+++ Materials provided +++

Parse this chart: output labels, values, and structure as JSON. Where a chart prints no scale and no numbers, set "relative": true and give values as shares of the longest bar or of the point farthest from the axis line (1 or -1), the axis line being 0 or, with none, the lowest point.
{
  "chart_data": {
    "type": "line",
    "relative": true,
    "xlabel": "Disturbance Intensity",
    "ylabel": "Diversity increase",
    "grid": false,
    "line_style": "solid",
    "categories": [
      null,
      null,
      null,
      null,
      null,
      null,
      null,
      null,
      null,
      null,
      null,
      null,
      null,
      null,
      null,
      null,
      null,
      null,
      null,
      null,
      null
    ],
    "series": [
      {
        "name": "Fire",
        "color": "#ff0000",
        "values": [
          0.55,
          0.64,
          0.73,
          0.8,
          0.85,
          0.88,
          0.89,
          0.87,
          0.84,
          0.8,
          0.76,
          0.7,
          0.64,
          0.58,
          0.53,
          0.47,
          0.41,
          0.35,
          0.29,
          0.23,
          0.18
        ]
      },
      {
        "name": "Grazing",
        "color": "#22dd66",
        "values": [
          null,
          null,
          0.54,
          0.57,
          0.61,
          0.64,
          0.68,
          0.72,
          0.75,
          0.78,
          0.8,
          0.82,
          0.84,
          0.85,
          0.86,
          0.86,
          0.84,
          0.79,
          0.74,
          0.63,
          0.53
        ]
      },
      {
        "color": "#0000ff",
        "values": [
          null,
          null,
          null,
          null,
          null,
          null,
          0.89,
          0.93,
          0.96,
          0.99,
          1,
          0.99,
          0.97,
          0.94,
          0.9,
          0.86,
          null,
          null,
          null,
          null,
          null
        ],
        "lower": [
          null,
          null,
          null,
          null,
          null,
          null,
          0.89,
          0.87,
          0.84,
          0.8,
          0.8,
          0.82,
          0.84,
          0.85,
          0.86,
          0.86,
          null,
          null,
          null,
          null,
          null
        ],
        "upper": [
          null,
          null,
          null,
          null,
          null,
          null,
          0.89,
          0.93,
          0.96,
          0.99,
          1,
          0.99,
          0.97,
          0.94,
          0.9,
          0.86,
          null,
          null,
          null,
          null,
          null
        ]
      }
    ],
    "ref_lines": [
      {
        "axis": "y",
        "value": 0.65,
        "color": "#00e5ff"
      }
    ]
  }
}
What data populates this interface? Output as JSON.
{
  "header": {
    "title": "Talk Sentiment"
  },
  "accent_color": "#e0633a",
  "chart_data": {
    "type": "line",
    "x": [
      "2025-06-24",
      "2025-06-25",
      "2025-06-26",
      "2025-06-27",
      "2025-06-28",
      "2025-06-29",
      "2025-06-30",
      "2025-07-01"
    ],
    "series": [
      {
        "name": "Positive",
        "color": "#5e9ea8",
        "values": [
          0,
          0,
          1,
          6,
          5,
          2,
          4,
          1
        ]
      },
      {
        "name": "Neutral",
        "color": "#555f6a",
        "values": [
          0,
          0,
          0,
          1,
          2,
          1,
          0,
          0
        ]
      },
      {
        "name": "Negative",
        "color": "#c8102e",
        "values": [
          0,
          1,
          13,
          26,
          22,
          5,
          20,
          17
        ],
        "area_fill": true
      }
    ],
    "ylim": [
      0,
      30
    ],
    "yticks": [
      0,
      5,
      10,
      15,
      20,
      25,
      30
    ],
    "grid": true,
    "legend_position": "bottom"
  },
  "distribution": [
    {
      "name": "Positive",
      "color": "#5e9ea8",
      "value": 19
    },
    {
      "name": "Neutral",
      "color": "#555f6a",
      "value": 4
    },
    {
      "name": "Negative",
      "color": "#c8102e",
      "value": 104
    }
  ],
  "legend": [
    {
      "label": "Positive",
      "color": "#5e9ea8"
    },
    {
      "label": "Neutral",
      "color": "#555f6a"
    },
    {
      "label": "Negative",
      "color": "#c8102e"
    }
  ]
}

+++

| What is asked |
Take the listing above and set it down exactly.

| The completed task |
Parse this chart: output labels, values, and structure as JSON. Where a chart prints no scale and no numbers, set "relative": true and give values as shares of the longest bar or of the point farthest from the axis line (1 or -1), the axis line being 0 or, with none, the lowest point.
{
  "chart_data": {
    "type": "line",
    "relative": true,
    "xlabel": "Disturbance Intensity",
    "ylabel": "Diversity increase",
    "grid": false,
    "line_style": "solid",
    "categories": [
      null,
      null,
      null,
      null,
      null,
      null,
      null,
      null,
      null,
      null,
      null,
      null,
      null,
      null,
      null,
      null,
      null,
      null,
      null,
      null,
      null
    ],
    "series": [
      {
        "name": "Fire",
        "color": "#ff0000",
        "values": [
          0.55,
          0.64,
          0.73,
          0.8,
          0.85,
          0.88,
          0.89,
          0.87,
          0.84,
          0.8,
          0.76,
          0.7,
          0.64,
          0.58,
          0.53,
          0.47,
          0.41,
          0.35,
          0.29,
          0.23,
          0.18
        ]
      },
      {
        "name": "Grazing",
        "color": "#22dd66",
        "values": [
          null,
          null,
          0.54,
          0.57,
          0.61,
          0.64,
          0.68,
          0.72,
          0.75,
          0.78,
          0.8,
          0.82,
          0.84,
          0.85,
          0.86,
          0.86,
          0.84,
          0.79,
          0.74,
          0.63,
          0.53
        ]
      },
      {
        "color": "#0000ff",
        "values": [
          null,
          null,
          null,
          null,
          null,
          null,
          0.89,
          0.93,
          0.96,
          0.99,
          1,
          0.99,
          0.97,
          0.94,
          0.9,
          0.86,
          null,
          null,
          null,
          null,
          null
        ],
        "lower": [
          null,
          null,
          null,
          null,
          null,
          null,
          0.89,
          0.87,
          0.84,
          0.8,
          0.8,
          0.82,
          0.84,
          0.85,
          0.86,
          0.86,
          null,
          null,
          null,
          null,
          null
        ],
        "upper": [
          null,
          null,
          null,
          null,
          null,
          null,
          0.89,
          0.93,
          0.96,
          0.99,
          1,
          0.99,
          0.97,
          0.94,
          0.9,
          0.86,
          null,
          null,
          null,
          null,
          null
        ]
      }
    ],
    "ref_lines": [
      {
        "axis": "y",
        "value": 0.65,
        "color": "#00e5ff"
      }
    ]
  }
}
What data populates this interface? Output as JSON.
{
  "header": {
    "title": "Talk Sentiment"
  },
  "accent_color": "#e0633a",
  "chart_data": {
    "type": "line",
    "x": [
      "2025-06-24",
      "2025-06-25",
      "2025-06-26",
      "2025-06-27",
      "2025-06-28",
      "2025-06-29",
      "2025-06-30",
      "2025-07-01"
    ],
    "series": [
      {
        "name": "Positive",
        "color": "#5e9ea8",
        "values": [
          0,
          0,
          1,
          6,
          5,
          2,
          4,
          1
        ]
      },
      {
        "name": "Neutral",
        "color": "#555f6a",
        "values": [
          0,
          0,
          0,
          1,
          2,
          1,
          0,
          0
        ]
      },
      {
        "name": "Negative",
        "color": "#c8102e",
        "values": [
          0,
          1,
          13,
          26,
          22,
          5,
          20,
          17
        ],
        "area_fill": true
      }
    ],
    "ylim": [
      0,
      30
    ],
    "yticks": [
      0,
      5,
      10,
      15,
      20,
      25,
      30
    ],
    "grid": true,
    "legend_position": "bottom"
  },
  "distribution": [
    {
      "name": "Positive",
      "color": "#5e9ea8",
      "value": 19
    },
    {
      "name": "Neutral",
      "color": "#555f6a",
      "value": 4
    },
    {
      "name": "Negative",
      "color": "#c8102e",
      "value": 104
    }
  ],
  "legend": [
    {
      "label": "Positive",
      "color": "#5e9ea8"
    },
    {
      "label": "Neutral",
      "color": "#555f6a"
    },
    {
      "label": "Negative",
      "color": "#c8102e"
    }
  ]
}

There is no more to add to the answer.